-- What this task involves --
Copy out all lines that carry the word "Składki".
::::::::::
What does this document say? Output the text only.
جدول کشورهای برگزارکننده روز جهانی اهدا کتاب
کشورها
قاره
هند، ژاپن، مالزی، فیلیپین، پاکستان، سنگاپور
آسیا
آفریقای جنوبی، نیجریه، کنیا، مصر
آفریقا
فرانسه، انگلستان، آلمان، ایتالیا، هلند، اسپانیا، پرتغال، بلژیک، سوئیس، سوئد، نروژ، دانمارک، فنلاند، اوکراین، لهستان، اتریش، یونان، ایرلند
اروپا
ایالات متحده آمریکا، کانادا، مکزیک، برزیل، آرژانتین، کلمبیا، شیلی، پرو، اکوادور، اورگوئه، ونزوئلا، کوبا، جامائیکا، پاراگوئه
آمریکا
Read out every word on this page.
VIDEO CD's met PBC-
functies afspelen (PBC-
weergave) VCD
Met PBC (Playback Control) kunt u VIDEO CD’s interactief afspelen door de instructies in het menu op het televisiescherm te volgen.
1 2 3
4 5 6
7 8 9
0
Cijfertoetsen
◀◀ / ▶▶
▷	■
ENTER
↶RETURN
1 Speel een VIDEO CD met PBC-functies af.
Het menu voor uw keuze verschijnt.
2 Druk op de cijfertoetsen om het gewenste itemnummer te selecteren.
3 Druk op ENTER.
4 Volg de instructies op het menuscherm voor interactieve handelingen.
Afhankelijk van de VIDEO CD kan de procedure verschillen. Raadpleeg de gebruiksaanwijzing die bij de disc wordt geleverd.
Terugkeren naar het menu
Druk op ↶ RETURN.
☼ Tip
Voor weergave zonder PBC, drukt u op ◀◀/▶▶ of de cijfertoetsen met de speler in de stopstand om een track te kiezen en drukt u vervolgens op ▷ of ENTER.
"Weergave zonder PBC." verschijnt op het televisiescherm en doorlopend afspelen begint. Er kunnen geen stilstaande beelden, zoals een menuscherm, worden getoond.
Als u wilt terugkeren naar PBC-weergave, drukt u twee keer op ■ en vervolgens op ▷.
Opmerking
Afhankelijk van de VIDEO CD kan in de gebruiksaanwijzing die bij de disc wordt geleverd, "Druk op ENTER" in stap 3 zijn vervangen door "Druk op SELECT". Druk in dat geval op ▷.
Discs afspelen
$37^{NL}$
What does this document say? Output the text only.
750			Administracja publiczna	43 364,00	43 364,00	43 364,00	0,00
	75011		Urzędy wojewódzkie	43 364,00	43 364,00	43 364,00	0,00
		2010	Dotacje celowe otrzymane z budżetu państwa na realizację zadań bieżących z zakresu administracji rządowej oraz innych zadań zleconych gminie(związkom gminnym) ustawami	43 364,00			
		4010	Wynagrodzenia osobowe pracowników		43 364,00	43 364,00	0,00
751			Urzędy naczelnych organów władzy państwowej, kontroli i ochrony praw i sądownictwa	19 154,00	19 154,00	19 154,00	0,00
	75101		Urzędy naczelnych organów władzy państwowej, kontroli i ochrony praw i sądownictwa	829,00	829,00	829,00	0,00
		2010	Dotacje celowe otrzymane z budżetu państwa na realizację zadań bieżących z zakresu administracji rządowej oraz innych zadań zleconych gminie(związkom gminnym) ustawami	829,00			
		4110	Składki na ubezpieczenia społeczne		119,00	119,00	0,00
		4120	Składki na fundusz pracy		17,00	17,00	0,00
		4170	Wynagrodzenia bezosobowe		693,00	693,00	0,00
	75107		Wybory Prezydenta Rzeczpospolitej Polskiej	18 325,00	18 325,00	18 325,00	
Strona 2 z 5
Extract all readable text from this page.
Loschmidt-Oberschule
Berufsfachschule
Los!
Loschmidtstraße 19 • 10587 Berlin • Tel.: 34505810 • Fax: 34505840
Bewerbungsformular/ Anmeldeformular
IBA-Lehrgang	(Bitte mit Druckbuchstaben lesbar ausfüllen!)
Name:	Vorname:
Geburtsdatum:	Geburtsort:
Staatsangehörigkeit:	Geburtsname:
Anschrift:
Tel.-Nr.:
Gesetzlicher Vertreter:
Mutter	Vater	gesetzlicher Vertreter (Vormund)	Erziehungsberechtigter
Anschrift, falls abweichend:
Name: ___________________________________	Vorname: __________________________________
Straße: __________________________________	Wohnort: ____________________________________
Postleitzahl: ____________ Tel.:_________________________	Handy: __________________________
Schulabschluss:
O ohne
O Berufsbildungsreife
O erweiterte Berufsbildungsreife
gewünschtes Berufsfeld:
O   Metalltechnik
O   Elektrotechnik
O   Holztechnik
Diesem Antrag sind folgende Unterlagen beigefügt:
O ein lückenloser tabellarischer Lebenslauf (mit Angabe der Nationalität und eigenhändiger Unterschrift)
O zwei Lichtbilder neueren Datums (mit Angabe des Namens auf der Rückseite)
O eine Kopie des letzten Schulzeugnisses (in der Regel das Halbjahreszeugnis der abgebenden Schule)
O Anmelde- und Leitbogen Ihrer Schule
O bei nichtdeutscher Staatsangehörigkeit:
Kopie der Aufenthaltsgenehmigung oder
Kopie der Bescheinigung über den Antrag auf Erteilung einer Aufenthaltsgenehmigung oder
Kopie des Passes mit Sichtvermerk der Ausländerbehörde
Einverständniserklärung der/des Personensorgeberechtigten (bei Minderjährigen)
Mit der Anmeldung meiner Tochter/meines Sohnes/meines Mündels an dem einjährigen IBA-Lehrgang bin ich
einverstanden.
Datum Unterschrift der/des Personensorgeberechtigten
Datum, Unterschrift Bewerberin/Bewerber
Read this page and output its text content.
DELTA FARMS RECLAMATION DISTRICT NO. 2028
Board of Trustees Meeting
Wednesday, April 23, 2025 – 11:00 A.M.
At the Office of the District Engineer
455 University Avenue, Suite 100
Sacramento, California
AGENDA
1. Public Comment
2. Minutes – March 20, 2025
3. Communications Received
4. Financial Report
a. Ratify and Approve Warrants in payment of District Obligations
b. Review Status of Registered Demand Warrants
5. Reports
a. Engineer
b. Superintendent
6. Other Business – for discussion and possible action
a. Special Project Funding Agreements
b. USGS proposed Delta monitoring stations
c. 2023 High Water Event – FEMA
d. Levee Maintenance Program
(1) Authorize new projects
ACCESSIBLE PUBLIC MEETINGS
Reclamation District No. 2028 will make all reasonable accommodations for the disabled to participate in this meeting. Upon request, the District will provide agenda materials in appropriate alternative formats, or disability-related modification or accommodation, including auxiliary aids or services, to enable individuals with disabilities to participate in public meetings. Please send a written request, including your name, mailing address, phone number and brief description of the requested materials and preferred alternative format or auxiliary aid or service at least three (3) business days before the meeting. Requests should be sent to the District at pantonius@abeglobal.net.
::::::::::
-- Full response --
		4110	Składki na ubezpieczenia społeczne		119,00	119,00	0,00
		4120	Składki na fundusz pracy		17,00	17,00	0,00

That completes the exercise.